_Exercise goal:_
Will you print the material below without altering a single character?

[Data records]
☆ ☆ ☆ ☆ ☆
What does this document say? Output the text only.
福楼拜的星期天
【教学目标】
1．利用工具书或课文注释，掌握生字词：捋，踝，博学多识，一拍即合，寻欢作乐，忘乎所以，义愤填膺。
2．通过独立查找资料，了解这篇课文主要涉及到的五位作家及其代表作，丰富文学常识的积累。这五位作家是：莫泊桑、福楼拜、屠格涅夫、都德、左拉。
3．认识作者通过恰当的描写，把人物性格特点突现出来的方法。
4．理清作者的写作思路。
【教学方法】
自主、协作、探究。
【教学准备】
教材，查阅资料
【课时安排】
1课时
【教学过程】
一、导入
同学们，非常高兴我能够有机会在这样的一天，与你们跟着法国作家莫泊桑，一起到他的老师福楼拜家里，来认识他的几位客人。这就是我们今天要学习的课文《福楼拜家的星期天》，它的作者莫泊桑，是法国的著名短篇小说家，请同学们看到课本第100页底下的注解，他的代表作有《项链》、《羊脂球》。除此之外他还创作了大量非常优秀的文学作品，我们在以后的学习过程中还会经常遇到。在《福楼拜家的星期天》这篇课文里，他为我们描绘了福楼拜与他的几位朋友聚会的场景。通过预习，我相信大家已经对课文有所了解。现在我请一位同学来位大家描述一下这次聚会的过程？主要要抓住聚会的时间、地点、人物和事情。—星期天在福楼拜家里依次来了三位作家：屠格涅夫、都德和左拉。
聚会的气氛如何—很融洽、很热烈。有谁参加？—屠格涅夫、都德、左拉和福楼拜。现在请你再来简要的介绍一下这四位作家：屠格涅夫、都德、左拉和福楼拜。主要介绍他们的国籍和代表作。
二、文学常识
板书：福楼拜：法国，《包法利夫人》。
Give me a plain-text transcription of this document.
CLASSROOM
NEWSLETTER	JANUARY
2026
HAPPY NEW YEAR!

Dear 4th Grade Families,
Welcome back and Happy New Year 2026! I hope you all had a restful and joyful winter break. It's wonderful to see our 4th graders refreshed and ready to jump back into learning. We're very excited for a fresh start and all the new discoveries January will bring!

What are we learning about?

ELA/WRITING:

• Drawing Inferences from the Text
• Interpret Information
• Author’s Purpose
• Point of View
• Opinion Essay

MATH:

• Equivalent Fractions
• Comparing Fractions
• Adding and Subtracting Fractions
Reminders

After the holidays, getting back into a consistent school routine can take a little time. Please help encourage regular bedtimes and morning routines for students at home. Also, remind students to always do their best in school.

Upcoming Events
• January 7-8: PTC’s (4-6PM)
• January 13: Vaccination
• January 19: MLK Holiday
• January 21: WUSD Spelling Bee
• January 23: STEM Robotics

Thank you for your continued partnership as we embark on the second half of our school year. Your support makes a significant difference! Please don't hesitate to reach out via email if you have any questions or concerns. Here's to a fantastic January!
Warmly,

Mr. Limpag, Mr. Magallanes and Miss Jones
☆ ☆ ☆ ☆ ☆
_Solution to this exercise:_
What does this document say? Output the text only.
福楼拜的星期天
【教学目标】
1．利用工具书或课文注释，掌握生字词：捋，踝，博学多识，一拍即合，寻欢作乐，忘乎所以，义愤填膺。
2．通过独立查找资料，了解这篇课文主要涉及到的五位作家及其代表作，丰富文学常识的积累。这五位作家是：莫泊桑、福楼拜、屠格涅夫、都德、左拉。
3．认识作者通过恰当的描写，把人物性格特点突现出来的方法。
4．理清作者的写作思路。
【教学方法】
自主、协作、探究。
【教学准备】
教材，查阅资料
【课时安排】
1课时
【教学过程】
一、导入
同学们，非常高兴我能够有机会在这样的一天，与你们跟着法国作家莫泊桑，一起到他的老师福楼拜家里，来认识他的几位客人。这就是我们今天要学习的课文《福楼拜家的星期天》，它的作者莫泊桑，是法国的著名短篇小说家，请同学们看到课本第100页底下的注解，他的代表作有《项链》、《羊脂球》。除此之外他还创作了大量非常优秀的文学作品，我们在以后的学习过程中还会经常遇到。在《福楼拜家的星期天》这篇课文里，他为我们描绘了福楼拜与他的几位朋友聚会的场景。通过预习，我相信大家已经对课文有所了解。现在我请一位同学来位大家描述一下这次聚会的过程？主要要抓住聚会的时间、地点、人物和事情。—星期天在福楼拜家里依次来了三位作家：屠格涅夫、都德和左拉。
聚会的气氛如何—很融洽、很热烈。有谁参加？—屠格涅夫、都德、左拉和福楼拜。现在请你再来简要的介绍一下这四位作家：屠格涅夫、都德、左拉和福楼拜。主要介绍他们的国籍和代表作。
二、文学常识
板书：福楼拜：法国，《包法利夫人》。
Give me a plain-text transcription of this document.
CLASSROOM
NEWSLETTER	JANUARY
2026
HAPPY NEW YEAR!

Dear 4th Grade Families,
Welcome back and Happy New Year 2026! I hope you all had a restful and joyful winter break. It's wonderful to see our 4th graders refreshed and ready to jump back into learning. We're very excited for a fresh start and all the new discoveries January will bring!

What are we learning about?

ELA/WRITING:

• Drawing Inferences from the Text
• Interpret Information
• Author’s Purpose
• Point of View
• Opinion Essay

MATH:

• Equivalent Fractions
• Comparing Fractions
• Adding and Subtracting Fractions
Reminders

After the holidays, getting back into a consistent school routine can take a little time. Please help encourage regular bedtimes and morning routines for students at home. Also, remind students to always do their best in school.

Upcoming Events
• January 7-8: PTC’s (4-6PM)
• January 13: Vaccination
• January 19: MLK Holiday
• January 21: WUSD Spelling Bee
• January 23: STEM Robotics

Thank you for your continued partnership as we embark on the second half of our school year. Your support makes a significant difference! Please don't hesitate to reach out via email if you have any questions or concerns. Here's to a fantastic January!
Warmly,

Mr. Limpag, Mr. Magallanes and Miss Jones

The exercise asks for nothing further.